DATA TO PROCESS:
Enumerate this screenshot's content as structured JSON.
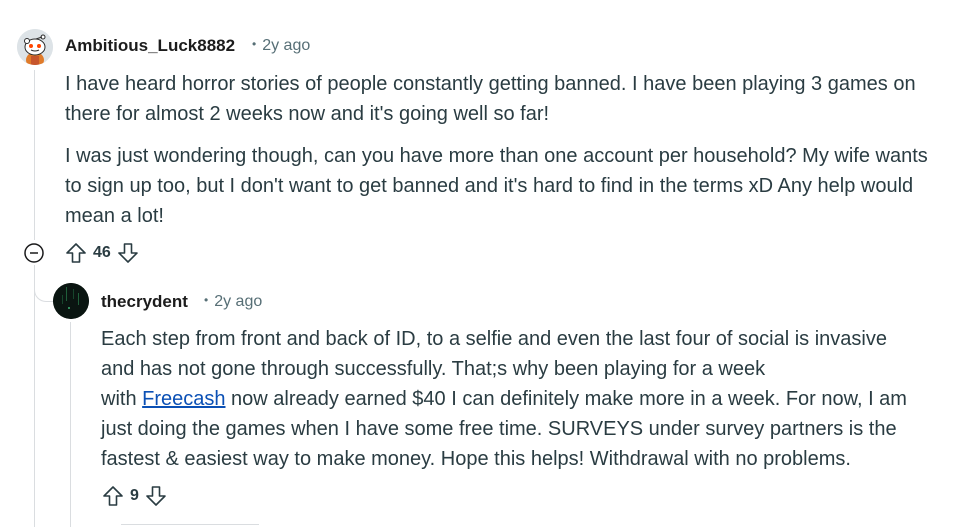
{
  "comments": [
    {
      "author": "Ambitious_Luck8882",
      "age": "2y ago",
      "paragraphs": [
        "I have heard horror stories of people constantly getting banned. I have been playing 3 games on there for almost 2 weeks now and it's going well so far!",
        "I was just wondering though, can you have more than one account per household? My wife wants to sign up too, but I don't want to get banned and it's hard to find in the terms xD Any help would mean a lot!"
      ],
      "score": "46",
      "avatar_icon": "snoo-avatar-icon"
    },
    {
      "author": "thecrydent",
      "age": "2y ago",
      "line1": "Each step from front and back of ID, to a selfie and even the last four of social is invasive",
      "line2": "and has not gone through successfully. That;s why been playing for a week",
      "line3_prefix": "with ",
      "link_text": "Freecash",
      "line3_suffix": " now already earned $40 I can definitely make more in a week. For now, I am",
      "line4": "just doing the games when I have some free time. SURVEYS under survey partners is the",
      "line5": "fastest & easiest way to make money. Hope this helps! Withdrawal with no problems.",
      "score": "9",
      "avatar_icon": "dark-avatar-icon"
    }
  ],
  "icons": {
    "upvote": "upvote-arrow-icon",
    "downvote": "downvote-arrow-icon",
    "collapse": "collapse-minus-icon"
  },
  "colors": {
    "link": "#0b50b5",
    "meta": "#576f76",
    "body_text": "#2a3c42",
    "thread_line": "#dadde0"
  }
}
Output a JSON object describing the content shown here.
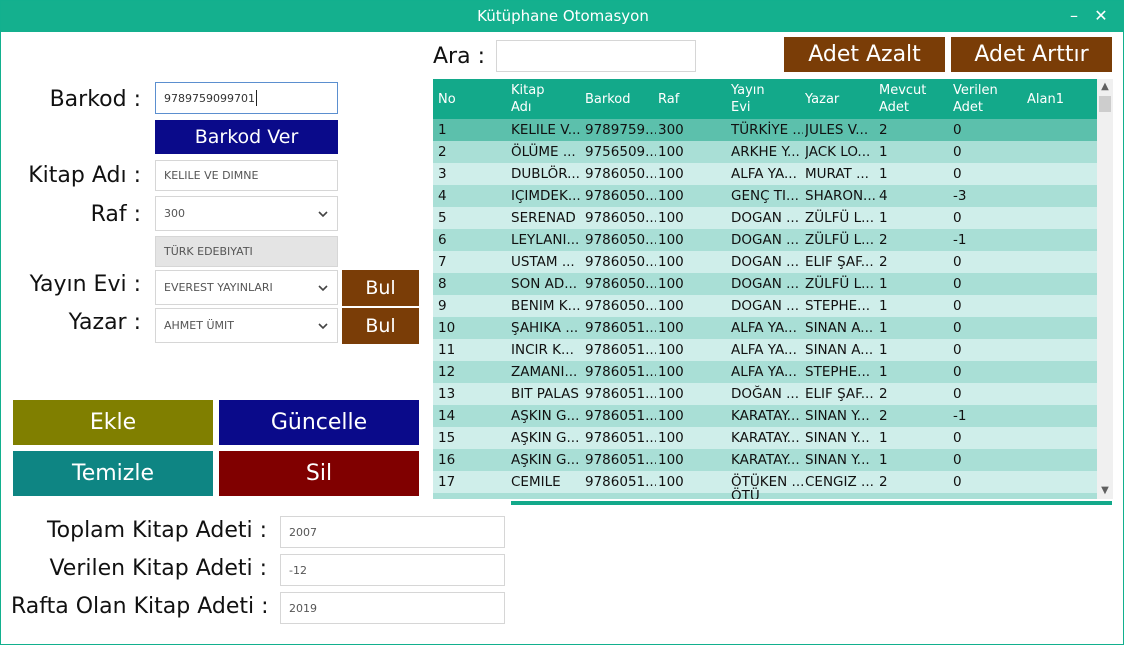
{
  "window": {
    "title": "Kütüphane Otomasyon",
    "minimize_glyph": "–",
    "close_glyph": "✕"
  },
  "form": {
    "barkod_label": "Barkod :",
    "barkod_value": "9789759099701",
    "barkod_ver_label": "Barkod Ver",
    "kitap_adi_label": "Kitap Adı :",
    "kitap_adi_value": "KELILE VE DIMNE",
    "raf_label": "Raf :",
    "raf_value": "300",
    "raf_category": "TÜRK EDEBIYATI",
    "yayin_evi_label": "Yayın Evi :",
    "yayin_evi_value": "EVEREST YAYINLARI",
    "yazar_label": "Yazar :",
    "yazar_value": "AHMET ÜMIT",
    "bul_label": "Bul"
  },
  "actions": {
    "ekle": "Ekle",
    "guncelle": "Güncelle",
    "temizle": "Temizle",
    "sil": "Sil"
  },
  "search": {
    "label": "Ara :",
    "value": "",
    "adet_azalt": "Adet Azalt",
    "adet_arttir": "Adet Arttır"
  },
  "stats": {
    "toplam_label": "Toplam Kitap Adeti :",
    "toplam_value": "2007",
    "verilen_label": "Verilen Kitap Adeti :",
    "verilen_value": "-12",
    "rafta_label": "Rafta Olan Kitap Adeti :",
    "rafta_value": "2019"
  },
  "table": {
    "columns": [
      {
        "line1": "No",
        "line2": ""
      },
      {
        "line1": "Kitap",
        "line2": "Adı"
      },
      {
        "line1": "Barkod",
        "line2": ""
      },
      {
        "line1": "Raf",
        "line2": ""
      },
      {
        "line1": "Yayın",
        "line2": "Evi"
      },
      {
        "line1": "Yazar",
        "line2": ""
      },
      {
        "line1": "Mevcut",
        "line2": "Adet"
      },
      {
        "line1": "Verilen",
        "line2": "Adet"
      },
      {
        "line1": "Alan1",
        "line2": ""
      }
    ],
    "rows": [
      [
        "1",
        "KELILE V...",
        "9789759...",
        "300",
        "TÜRKİYE ...",
        "JULES V...",
        "2",
        "0",
        ""
      ],
      [
        "2",
        "ÖLÜME ...",
        "9756509...",
        "100",
        "ARKHE Y...",
        "JACK LO...",
        "1",
        "0",
        ""
      ],
      [
        "3",
        "DUBLÖR...",
        "9786050...",
        "100",
        "ALFA YA...",
        "MURAT ...",
        "1",
        "0",
        ""
      ],
      [
        "4",
        "IÇIMDEK...",
        "9786050...",
        "100",
        "GENÇ TI...",
        "SHARON...",
        "4",
        "-3",
        ""
      ],
      [
        "5",
        "SERENAD",
        "9786050...",
        "100",
        "DOGAN ...",
        "ZÜLFÜ L...",
        "1",
        "0",
        ""
      ],
      [
        "6",
        "LEYLANI...",
        "9786050...",
        "100",
        "DOGAN ...",
        "ZÜLFÜ L...",
        "2",
        "-1",
        ""
      ],
      [
        "7",
        "USTAM ...",
        "9786050...",
        "100",
        "DOGAN ...",
        "ELIF ŞAF...",
        "2",
        "0",
        ""
      ],
      [
        "8",
        "SON AD...",
        "9786050...",
        "100",
        "DOGAN ...",
        "ZÜLFÜ L...",
        "1",
        "0",
        ""
      ],
      [
        "9",
        "BENIM K...",
        "9786050...",
        "100",
        "DOGAN ...",
        "STEPHE...",
        "1",
        "0",
        ""
      ],
      [
        "10",
        "ŞAHIKA ...",
        "9786051...",
        "100",
        "ALFA YA...",
        "SINAN A...",
        "1",
        "0",
        ""
      ],
      [
        "11",
        "INCIR K...",
        "9786051...",
        "100",
        "ALFA YA...",
        "SINAN A...",
        "1",
        "0",
        ""
      ],
      [
        "12",
        "ZAMANI...",
        "9786051...",
        "100",
        "ALFA YA...",
        "STEPHE...",
        "1",
        "0",
        ""
      ],
      [
        "13",
        "BIT PALAS",
        "9786051...",
        "100",
        "DOĞAN ...",
        "ELIF ŞAF...",
        "2",
        "0",
        ""
      ],
      [
        "14",
        "AŞKIN G...",
        "9786051...",
        "100",
        "KARATAY...",
        "SINAN Y...",
        "2",
        "-1",
        ""
      ],
      [
        "15",
        "AŞKIN G...",
        "9786051...",
        "100",
        "KARATAY...",
        "SINAN Y...",
        "1",
        "0",
        ""
      ],
      [
        "16",
        "AŞKIN G...",
        "9786051...",
        "100",
        "KARATAY...",
        "SINAN Y...",
        "1",
        "0",
        ""
      ],
      [
        "17",
        "CEMILE",
        "9786051...",
        "100",
        "ÖTÜKEN ...",
        "CENGIZ ...",
        "2",
        "0",
        ""
      ]
    ],
    "partial_row_hint": "ÖTÜ"
  },
  "colors": {
    "titlebar": "#14b08e",
    "header": "#13a98a",
    "row_selected": "#5cc0ac",
    "row_dark": "#a9dfd6",
    "row_light": "#cfeeea",
    "blue": "#0a0a8a",
    "brown": "#7a3d07",
    "olive": "#807f00",
    "teal": "#0e8583",
    "maroon": "#800000"
  },
  "icons": {
    "dropdown": "chevron-down-icon",
    "scroll_up": "arrow-up-icon",
    "scroll_down": "arrow-down-icon"
  }
}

WORK REQUIRED:
Copy the records exactly as they appear, excluding images.

EXERCISE SOLUTION:
Enumerate this screenshot's content as structured JSON.
{
  "comments": [
    {
      "author": "Ambitious_Luck8882",
      "age": "2y ago",
      "paragraphs": [
        "I have heard horror stories of people constantly getting banned. I have been playing 3 games on there for almost 2 weeks now and it's going well so far!",
        "I was just wondering though, can you have more than one account per household? My wife wants to sign up too, but I don't want to get banned and it's hard to find in the terms xD Any help would mean a lot!"
      ],
      "score": "46",
      "avatar_icon": "snoo-avatar-icon"
    },
    {
      "author": "thecrydent",
      "age": "2y ago",
      "line1": "Each step from front and back of ID, to a selfie and even the last four of social is invasive",
      "line2": "and has not gone through successfully. That;s why been playing for a week",
      "line3_prefix": "with ",
      "link_text": "Freecash",
      "line3_suffix": " now already earned $40 I can definitely make more in a week. For now, I am",
      "line4": "just doing the games when I have some free time. SURVEYS under survey partners is the",
      "line5": "fastest & easiest way to make money. Hope this helps! Withdrawal with no problems.",
      "score": "9",
      "avatar_icon": "dark-avatar-icon"
    }
  ],
  "icons": {
    "upvote": "upvote-arrow-icon",
    "downvote": "downvote-arrow-icon",
    "collapse": "collapse-minus-icon"
  },
  "colors": {
    "link": "#0b50b5",
    "meta": "#576f76",
    "body_text": "#2a3c42",
    "thread_line": "#dadde0"
  }
}
Output a JSON object describing the content shown here.
{
  "window": {
    "title": "Kütüphane Otomasyon",
    "minimize_glyph": "–",
    "close_glyph": "✕"
  },
  "form": {
    "barkod_label": "Barkod :",
    "barkod_value": "9789759099701",
    "barkod_ver_label": "Barkod Ver",
    "kitap_adi_label": "Kitap Adı :",
    "kitap_adi_value": "KELILE VE DIMNE",
    "raf_label": "Raf :",
    "raf_value": "300",
    "raf_category": "TÜRK EDEBIYATI",
    "yayin_evi_label": "Yayın Evi :",
    "yayin_evi_value": "EVEREST YAYINLARI",
    "yazar_label": "Yazar :",
    "yazar_value": "AHMET ÜMIT",
    "bul_label": "Bul"
  },
  "actions": {
    "ekle": "Ekle",
    "guncelle": "Güncelle",
    "temizle": "Temizle",
    "sil": "Sil"
  },
  "search": {
    "label": "Ara :",
    "value": "",
    "adet_azalt": "Adet Azalt",
    "adet_arttir": "Adet Arttır"
  },
  "stats": {
    "toplam_label": "Toplam Kitap Adeti :",
    "toplam_value": "2007",
    "verilen_label": "Verilen Kitap Adeti :",
    "verilen_value": "-12",
    "rafta_label": "Rafta Olan Kitap Adeti :",
    "rafta_value": "2019"
  },
  "table": {
    "columns": [
      {
        "line1": "No",
        "line2": ""
      },
      {
        "line1": "Kitap",
        "line2": "Adı"
      },
      {
        "line1": "Barkod",
        "line2": ""
      },
      {
        "line1": "Raf",
        "line2": ""
      },
      {
        "line1": "Yayın",
        "line2": "Evi"
      },
      {
        "line1": "Yazar",
        "line2": ""
      },
      {
        "line1": "Mevcut",
        "line2": "Adet"
      },
      {
        "line1": "Verilen",
        "line2": "Adet"
      },
      {
        "line1": "Alan1",
        "line2": ""
      }
    ],
    "rows": [
      [
        "1",
        "KELILE V...",
        "9789759...",
        "300",
        "TÜRKİYE ...",
        "JULES V...",
        "2",
        "0",
        ""
      ],
      [
        "2",
        "ÖLÜME ...",
        "9756509...",
        "100",
        "ARKHE Y...",
        "JACK LO...",
        "1",
        "0",
        ""
      ],
      [
        "3",
        "DUBLÖR...",
        "9786050...",
        "100",
        "ALFA YA...",
        "MURAT ...",
        "1",
        "0",
        ""
      ],
      [
        "4",
        "IÇIMDEK...",
        "9786050...",
        "100",
        "GENÇ TI...",
        "SHARON...",
        "4",
        "-3",
        ""
      ],
      [
        "5",
        "SERENAD",
        "9786050...",
        "100",
        "DOGAN ...",
        "ZÜLFÜ L...",
        "1",
        "0",
        ""
      ],
      [
        "6",
        "LEYLANI...",
        "9786050...",
        "100",
        "DOGAN ...",
        "ZÜLFÜ L...",
        "2",
        "-1",
        ""
      ],
      [
        "7",
        "USTAM ...",
        "9786050...",
        "100",
        "DOGAN ...",
        "ELIF ŞAF...",
        "2",
        "0",
        ""
      ],
      [
        "8",
        "SON AD...",
        "9786050...",
        "100",
        "DOGAN ...",
        "ZÜLFÜ L...",
        "1",
        "0",
        ""
      ],
      [
        "9",
        "BENIM K...",
        "9786050...",
        "100",
        "DOGAN ...",
        "STEPHE...",
        "1",
        "0",
        ""
      ],
      [
        "10",
        "ŞAHIKA ...",
        "9786051...",
        "100",
        "ALFA YA...",
        "SINAN A...",
        "1",
        "0",
        ""
      ],
      [
        "11",
        "INCIR K...",
        "9786051...",
        "100",
        "ALFA YA...",
        "SINAN A...",
        "1",
        "0",
        ""
      ],
      [
        "12",
        "ZAMANI...",
        "9786051...",
        "100",
        "ALFA YA...",
        "STEPHE...",
        "1",
        "0",
        ""
      ],
      [
        "13",
        "BIT PALAS",
        "9786051...",
        "100",
        "DOĞAN ...",
        "ELIF ŞAF...",
        "2",
        "0",
        ""
      ],
      [
        "14",
        "AŞKIN G...",
        "9786051...",
        "100",
        "KARATAY...",
        "SINAN Y...",
        "2",
        "-1",
        ""
      ],
      [
        "15",
        "AŞKIN G...",
        "9786051...",
        "100",
        "KARATAY...",
        "SINAN Y...",
        "1",
        "0",
        ""
      ],
      [
        "16",
        "AŞKIN G...",
        "9786051...",
        "100",
        "KARATAY...",
        "SINAN Y...",
        "1",
        "0",
        ""
      ],
      [
        "17",
        "CEMILE",
        "9786051...",
        "100",
        "ÖTÜKEN ...",
        "CENGIZ ...",
        "2",
        "0",
        ""
      ]
    ],
    "partial_row_hint": "ÖTÜ"
  },
  "colors": {
    "titlebar": "#14b08e",
    "header": "#13a98a",
    "row_selected": "#5cc0ac",
    "row_dark": "#a9dfd6",
    "row_light": "#cfeeea",
    "blue": "#0a0a8a",
    "brown": "#7a3d07",
    "olive": "#807f00",
    "teal": "#0e8583",
    "maroon": "#800000"
  },
  "icons": {
    "dropdown": "chevron-down-icon",
    "scroll_up": "arrow-up-icon",
    "scroll_down": "arrow-down-icon"
  }
}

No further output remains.